→ Work instructions: Reproduce the data exactly.

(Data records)
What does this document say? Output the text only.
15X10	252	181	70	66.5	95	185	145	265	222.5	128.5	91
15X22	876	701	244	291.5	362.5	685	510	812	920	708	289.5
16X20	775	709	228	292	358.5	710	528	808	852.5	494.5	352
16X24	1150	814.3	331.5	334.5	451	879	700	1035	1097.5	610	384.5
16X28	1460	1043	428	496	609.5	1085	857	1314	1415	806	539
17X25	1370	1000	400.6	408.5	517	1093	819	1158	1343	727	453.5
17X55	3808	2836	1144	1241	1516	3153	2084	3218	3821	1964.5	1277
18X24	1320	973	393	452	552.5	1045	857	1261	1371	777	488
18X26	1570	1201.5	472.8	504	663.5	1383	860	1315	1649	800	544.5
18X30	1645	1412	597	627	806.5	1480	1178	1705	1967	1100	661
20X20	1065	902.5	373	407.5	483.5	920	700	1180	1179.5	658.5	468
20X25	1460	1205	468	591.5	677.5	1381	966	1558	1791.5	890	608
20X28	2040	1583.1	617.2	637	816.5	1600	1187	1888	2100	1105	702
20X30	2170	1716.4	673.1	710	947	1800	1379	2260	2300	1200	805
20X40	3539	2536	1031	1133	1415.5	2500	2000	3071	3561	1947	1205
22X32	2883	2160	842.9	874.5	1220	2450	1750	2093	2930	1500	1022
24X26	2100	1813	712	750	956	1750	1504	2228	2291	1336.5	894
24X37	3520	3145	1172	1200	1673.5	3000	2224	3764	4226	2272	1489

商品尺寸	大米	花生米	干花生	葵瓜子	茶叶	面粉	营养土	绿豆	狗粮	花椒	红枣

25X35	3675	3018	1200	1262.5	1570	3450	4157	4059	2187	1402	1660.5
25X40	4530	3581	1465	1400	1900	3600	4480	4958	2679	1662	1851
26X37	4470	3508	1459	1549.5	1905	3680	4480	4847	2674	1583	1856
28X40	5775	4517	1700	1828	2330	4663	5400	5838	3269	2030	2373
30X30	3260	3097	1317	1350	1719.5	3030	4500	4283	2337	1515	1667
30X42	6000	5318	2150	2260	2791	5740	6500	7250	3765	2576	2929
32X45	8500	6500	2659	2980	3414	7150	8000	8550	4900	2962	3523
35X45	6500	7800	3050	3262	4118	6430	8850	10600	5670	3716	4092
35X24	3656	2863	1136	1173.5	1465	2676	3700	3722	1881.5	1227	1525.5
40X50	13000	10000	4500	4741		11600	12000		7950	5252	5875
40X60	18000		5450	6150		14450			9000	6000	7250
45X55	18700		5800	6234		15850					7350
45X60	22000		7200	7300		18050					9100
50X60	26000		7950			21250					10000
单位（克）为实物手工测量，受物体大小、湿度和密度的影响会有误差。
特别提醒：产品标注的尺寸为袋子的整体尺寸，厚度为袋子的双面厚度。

→ Response to the exercise:
What does this document say? Output the text only.
15X10	252	181	70	66.5	95	185	145	265	222.5	128.5	91
15X22	876	701	244	291.5	362.5	685	510	812	920	708	289.5
16X20	775	709	228	292	358.5	710	528	808	852.5	494.5	352
16X24	1150	814.3	331.5	334.5	451	879	700	1035	1097.5	610	384.5
16X28	1460	1043	428	496	609.5	1085	857	1314	1415	806	539
17X25	1370	1000	400.6	408.5	517	1093	819	1158	1343	727	453.5
17X55	3808	2836	1144	1241	1516	3153	2084	3218	3821	1964.5	1277
18X24	1320	973	393	452	552.5	1045	857	1261	1371	777	488
18X26	1570	1201.5	472.8	504	663.5	1383	860	1315	1649	800	544.5
18X30	1645	1412	597	627	806.5	1480	1178	1705	1967	1100	661
20X20	1065	902.5	373	407.5	483.5	920	700	1180	1179.5	658.5	468
20X25	1460	1205	468	591.5	677.5	1381	966	1558	1791.5	890	608
20X28	2040	1583.1	617.2	637	816.5	1600	1187	1888	2100	1105	702
20X30	2170	1716.4	673.1	710	947	1800	1379	2260	2300	1200	805
20X40	3539	2536	1031	1133	1415.5	2500	2000	3071	3561	1947	1205
22X32	2883	2160	842.9	874.5	1220	2450	1750	2093	2930	1500	1022
24X26	2100	1813	712	750	956	1750	1504	2228	2291	1336.5	894
24X37	3520	3145	1172	1200	1673.5	3000	2224	3764	4226	2272	1489

商品尺寸	大米	花生米	干花生	葵瓜子	茶叶	面粉	营养土	绿豆	狗粮	花椒	红枣

25X35	3675	3018	1200	1262.5	1570	3450	4157	4059	2187	1402	1660.5
25X40	4530	3581	1465	1400	1900	3600	4480	4958	2679	1662	1851
26X37	4470	3508	1459	1549.5	1905	3680	4480	4847	2674	1583	1856
28X40	5775	4517	1700	1828	2330	4663	5400	5838	3269	2030	2373
30X30	3260	3097	1317	1350	1719.5	3030	4500	4283	2337	1515	1667
30X42	6000	5318	2150	2260	2791	5740	6500	7250	3765	2576	2929
32X45	8500	6500	2659	2980	3414	7150	8000	8550	4900	2962	3523
35X45	6500	7800	3050	3262	4118	6430	8850	10600	5670	3716	4092
35X24	3656	2863	1136	1173.5	1465	2676	3700	3722	1881.5	1227	1525.5
40X50	13000	10000	4500	4741		11600	12000		7950	5252	5875
40X60	18000		5450	6150		14450			9000	6000	7250
45X55	18700		5800	6234		15850					7350
45X60	22000		7200	7300		18050					9100
50X60	26000		7950			21250					10000
单位（克）为实物手工测量，受物体大小、湿度和密度的影响会有误差。
特别提醒：产品标注的尺寸为袋子的整体尺寸，厚度为袋子的双面厚度。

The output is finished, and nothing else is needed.